- Consignes:
• 1. Extrayez du texte sur le retour du loup le passage qui commence par « Le retour du » et se poursuit jusqu'à « d’une grande richesse. ».
• 2. Selon le texte sur le retour du loup, qui est l'auteur de l'éditorial consacré à l'ensemble « Le loup & Cie » ?
• 3. Rédigez la suite du texte sur le retour du loup, à partir de l'endroit où il s'arrête.

Le retour du loup

 

 

La 23e livraison de Catastrophes, l’un des espaces numériques littéraires et poétiques les plus intéressants qui soient, s’intitule « Le Spectre des forêt ». On y trouve des contributions très diverses, comme toujours, certaines d’une grande force, comme le long texte de Rodger Kamenetz, « Allen Ginsberg pardonne à Ezra Pound de la part des Juifs », ou bien les poèmes écrits au tournant des années 80 d’Osvaldo Lamborghini, ou encore la continuation des Chants d’Alexander Pope (3e épisode sur 5)… Il faut assurément aller regarder de près ce sommaire d’une grande richesse.

 

 

François Mahler

 

Mais c’est l’ensemble d’ouverture qui retient notre attention. Un ensemble consacré à l’une des figures majeures de la forêt : « Le loup & Cie ». Dans un éditorial longuement développé, Guillaume Condello nous rappelle la place que le loup occupe dans nos imaginaires, ce qu’il porte de nos terreurs, de nos angoisses, de nos sentiments contrastés avec la nature, avec la sauvagerie. Il déplie ainsi la relation que l’on entretient avec la réalité physique de notre environnement et la dimension symbolique qu’il conserve en nous. Il faut aller à sa rencontre, nous dit Condello : « Partir de cette situation d’impossible rencontre, voir le loup en tant qu’invisible, en tant qu’il se dérobe toujours à nos regards parce que nous ne savons plus le voir, et parce que nous ne pouvons plus le voir comme nos ancêtres les voyaient, voir, dans son évanescence, sans présence insistante – peut-être est-ce là une piste pour enfin le retrouver. Le voir, en sachant que cela ne peut se faire qu’au prix d’une mise à distance des mythes, légendes, discours scientifiques, économiques, etc. sous lequel on a voulu ensevelir son hurlement lancinant. Entendre le véritable appel de la forêt. Alors peut-être pourrait-on parler avec lui, et non pour lui. Autant dire : ouvrir un nouveau monde. »

- Données fournies:

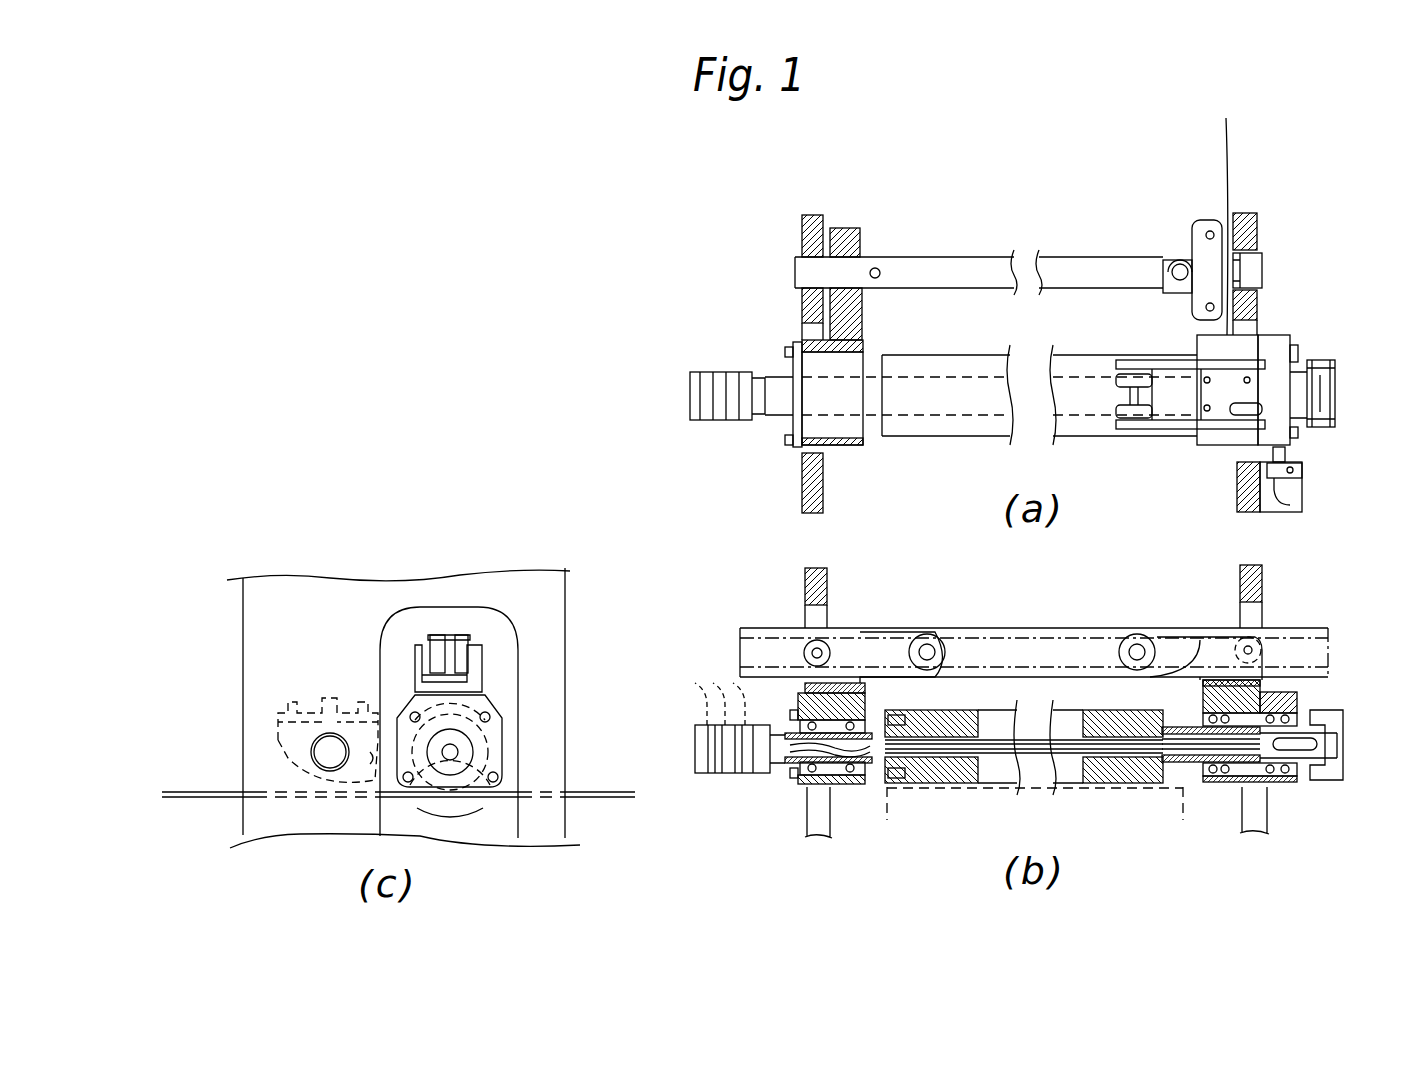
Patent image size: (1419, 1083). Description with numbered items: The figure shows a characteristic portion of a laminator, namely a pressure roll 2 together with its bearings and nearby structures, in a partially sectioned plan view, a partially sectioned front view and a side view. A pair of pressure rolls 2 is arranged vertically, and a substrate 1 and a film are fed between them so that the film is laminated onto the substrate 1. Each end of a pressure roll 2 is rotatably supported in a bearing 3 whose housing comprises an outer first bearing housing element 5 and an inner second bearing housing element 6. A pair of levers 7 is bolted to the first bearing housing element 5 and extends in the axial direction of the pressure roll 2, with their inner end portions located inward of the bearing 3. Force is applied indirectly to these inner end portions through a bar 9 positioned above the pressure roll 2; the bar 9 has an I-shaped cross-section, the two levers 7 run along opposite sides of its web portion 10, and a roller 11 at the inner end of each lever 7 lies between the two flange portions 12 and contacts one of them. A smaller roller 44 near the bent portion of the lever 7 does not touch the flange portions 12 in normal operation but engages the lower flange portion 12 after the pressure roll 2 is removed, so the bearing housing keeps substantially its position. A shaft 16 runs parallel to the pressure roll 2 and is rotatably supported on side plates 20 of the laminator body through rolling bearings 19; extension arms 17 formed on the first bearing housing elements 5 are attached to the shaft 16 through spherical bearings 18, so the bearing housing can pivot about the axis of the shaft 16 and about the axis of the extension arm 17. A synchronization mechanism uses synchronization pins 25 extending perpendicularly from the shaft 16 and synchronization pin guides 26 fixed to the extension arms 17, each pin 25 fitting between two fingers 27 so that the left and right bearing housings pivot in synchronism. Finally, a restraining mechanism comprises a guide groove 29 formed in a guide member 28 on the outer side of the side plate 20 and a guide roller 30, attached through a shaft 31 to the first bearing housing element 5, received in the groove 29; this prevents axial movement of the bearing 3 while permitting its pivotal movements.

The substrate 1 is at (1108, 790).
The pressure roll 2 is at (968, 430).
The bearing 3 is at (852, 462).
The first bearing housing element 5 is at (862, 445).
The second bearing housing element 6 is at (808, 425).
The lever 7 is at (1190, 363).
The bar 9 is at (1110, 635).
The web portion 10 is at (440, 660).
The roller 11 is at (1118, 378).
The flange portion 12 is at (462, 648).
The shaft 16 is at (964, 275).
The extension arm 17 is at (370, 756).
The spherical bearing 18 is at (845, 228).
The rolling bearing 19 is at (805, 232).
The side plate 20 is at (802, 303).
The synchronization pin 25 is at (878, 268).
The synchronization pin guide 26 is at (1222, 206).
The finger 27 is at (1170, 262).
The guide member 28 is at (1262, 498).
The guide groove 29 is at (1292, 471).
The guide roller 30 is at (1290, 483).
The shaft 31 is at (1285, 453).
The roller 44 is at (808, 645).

- Réponses:
• 1.
Le retour du loup

 

 

La 23e livraison de Catastrophes, l’un des espaces numériques littéraires et poétiques les plus intéressants qui soient, s’intitule « Le Spectre des forêt ». On y trouve des contributions très diverses, comme toujours, certaines d’une grande force, comme le long texte de Rodger Kamenetz, « Allen Ginsberg pardonne à Ezra Pound de la part des Juifs », ou bien les poèmes écrits au tournant des années 80 d’Osvaldo Lamborghini, ou encore la continuation des Chants d’Alexander Pope (3e épisode sur 5)… Il faut assurément aller regarder de près ce sommaire d’une grande richesse.

• 2. Guillaume Condello.

• 3.
 

Pierre Vinclair ouvre un « corpus du loup » qui interroge sa place, tant dans le monde physique que dans nos représentations mentales, mais surtout, il lui consacre un espace proprement poétique. Partant de sa place dans l’histoire culturelle, il propose une redéfinition des proportions de cette figure animale centrale. Il commence par parler longuement, dans le détail, du très beau livre Lobo le loup d’Ernest Thomson Seton (1860-1946) paru dans la non moins belle collection « Biophilia » aux éditions Corti : œuvre d’un naturaliste, grand défenseur des espaces sauvages, qui posait les questions qui aujourd’hui nous obsèdent, que l’on peine parfois à formuler en ce début de XXIe siècle inquiet face à la destruction de son écosystème. Il présente ensuite longuement, avec beaucoup de précision les fables poétiques de Nikolaï Zabolotski traduites par Jean-Baptiste Para : Le loup toqué. Proche du grand poète Velimir Khlebnikov (ses œuvres complètes sont en cours d’édition chez Verdier), ses fables « enfreignent systématiquement la frontière du naturel et du culturel, des animaux et des humains, mais sans jamais tomber dans l’allégorie arraisonnante. Il s’agit plutôt pour lui de rappeler la présence des êtres vivants, ou de faire du poème un lieu où cette présence se perçoit soudain, s’anime, dans sa plus grande clarté ». Écriture « orphique », « carnavalesque », fantaisiste et inventive à souhait, offre une conjonction possible entre les êtres humains et la nature sauvage. On a grandement envie d’y aller voir de plus près.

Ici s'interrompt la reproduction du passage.